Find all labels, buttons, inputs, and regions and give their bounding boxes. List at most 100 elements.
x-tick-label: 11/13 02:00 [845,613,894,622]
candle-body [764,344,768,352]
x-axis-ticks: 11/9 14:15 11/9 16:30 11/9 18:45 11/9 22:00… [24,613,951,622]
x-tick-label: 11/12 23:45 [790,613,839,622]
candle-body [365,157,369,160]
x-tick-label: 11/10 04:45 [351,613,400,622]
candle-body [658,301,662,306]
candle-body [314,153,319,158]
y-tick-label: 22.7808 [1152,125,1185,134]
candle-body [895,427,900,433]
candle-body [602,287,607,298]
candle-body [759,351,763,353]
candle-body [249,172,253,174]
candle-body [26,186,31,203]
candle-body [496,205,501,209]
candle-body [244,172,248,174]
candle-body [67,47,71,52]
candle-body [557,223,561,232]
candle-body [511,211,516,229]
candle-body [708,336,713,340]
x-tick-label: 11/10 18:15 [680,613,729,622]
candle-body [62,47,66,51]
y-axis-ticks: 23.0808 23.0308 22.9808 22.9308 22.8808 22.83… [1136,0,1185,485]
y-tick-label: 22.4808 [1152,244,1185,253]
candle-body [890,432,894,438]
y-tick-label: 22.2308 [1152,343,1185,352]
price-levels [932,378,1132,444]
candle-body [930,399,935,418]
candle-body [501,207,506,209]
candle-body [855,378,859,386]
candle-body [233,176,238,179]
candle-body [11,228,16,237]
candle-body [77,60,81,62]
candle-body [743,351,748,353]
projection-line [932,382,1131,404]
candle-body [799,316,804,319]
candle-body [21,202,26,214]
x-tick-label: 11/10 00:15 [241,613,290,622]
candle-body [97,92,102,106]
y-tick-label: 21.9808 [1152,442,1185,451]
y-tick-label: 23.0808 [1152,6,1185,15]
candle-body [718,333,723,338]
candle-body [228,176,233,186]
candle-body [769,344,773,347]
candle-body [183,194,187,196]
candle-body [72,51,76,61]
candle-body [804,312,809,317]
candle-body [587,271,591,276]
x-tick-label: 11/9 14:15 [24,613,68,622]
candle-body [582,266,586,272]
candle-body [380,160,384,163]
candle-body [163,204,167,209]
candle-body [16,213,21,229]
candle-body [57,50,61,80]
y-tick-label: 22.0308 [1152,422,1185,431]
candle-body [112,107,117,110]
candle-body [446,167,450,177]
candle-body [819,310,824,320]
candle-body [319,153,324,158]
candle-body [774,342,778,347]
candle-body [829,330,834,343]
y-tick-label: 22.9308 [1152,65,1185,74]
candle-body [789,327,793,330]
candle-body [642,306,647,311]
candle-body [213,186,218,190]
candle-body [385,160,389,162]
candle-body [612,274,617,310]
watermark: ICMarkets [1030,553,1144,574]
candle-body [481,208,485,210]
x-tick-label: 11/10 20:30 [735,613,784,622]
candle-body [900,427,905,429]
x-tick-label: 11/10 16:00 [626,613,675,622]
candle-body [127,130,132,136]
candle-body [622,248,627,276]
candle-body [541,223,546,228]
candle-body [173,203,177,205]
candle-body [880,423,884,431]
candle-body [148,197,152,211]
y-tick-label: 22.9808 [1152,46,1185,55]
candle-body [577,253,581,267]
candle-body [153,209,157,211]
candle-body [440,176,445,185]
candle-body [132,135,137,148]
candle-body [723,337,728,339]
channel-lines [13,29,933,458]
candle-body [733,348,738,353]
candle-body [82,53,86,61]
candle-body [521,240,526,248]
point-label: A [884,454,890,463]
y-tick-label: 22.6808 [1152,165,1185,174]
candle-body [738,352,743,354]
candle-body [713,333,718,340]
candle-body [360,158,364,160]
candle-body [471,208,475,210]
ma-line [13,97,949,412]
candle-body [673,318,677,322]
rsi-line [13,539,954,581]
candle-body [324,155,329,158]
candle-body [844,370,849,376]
--
> **What the exercise asks**
Echo the material verbatim, from its first line down through the line containing "candle-body [496,205,501,209]", with both of those lines included.

> **Problem solution**
Find all labels, buttons, inputs, and regions and give their bounding boxes. List at most 100 elements.
x-tick-label: 11/13 02:00 [845,613,894,622]
candle-body [764,344,768,352]
x-axis-ticks: 11/9 14:15 11/9 16:30 11/9 18:45 11/9 22:00… [24,613,951,622]
x-tick-label: 11/12 23:45 [790,613,839,622]
candle-body [365,157,369,160]
x-tick-label: 11/10 04:45 [351,613,400,622]
candle-body [658,301,662,306]
candle-body [314,153,319,158]
y-tick-label: 22.7808 [1152,125,1185,134]
candle-body [895,427,900,433]
candle-body [602,287,607,298]
candle-body [759,351,763,353]
candle-body [249,172,253,174]
candle-body [26,186,31,203]
candle-body [496,205,501,209]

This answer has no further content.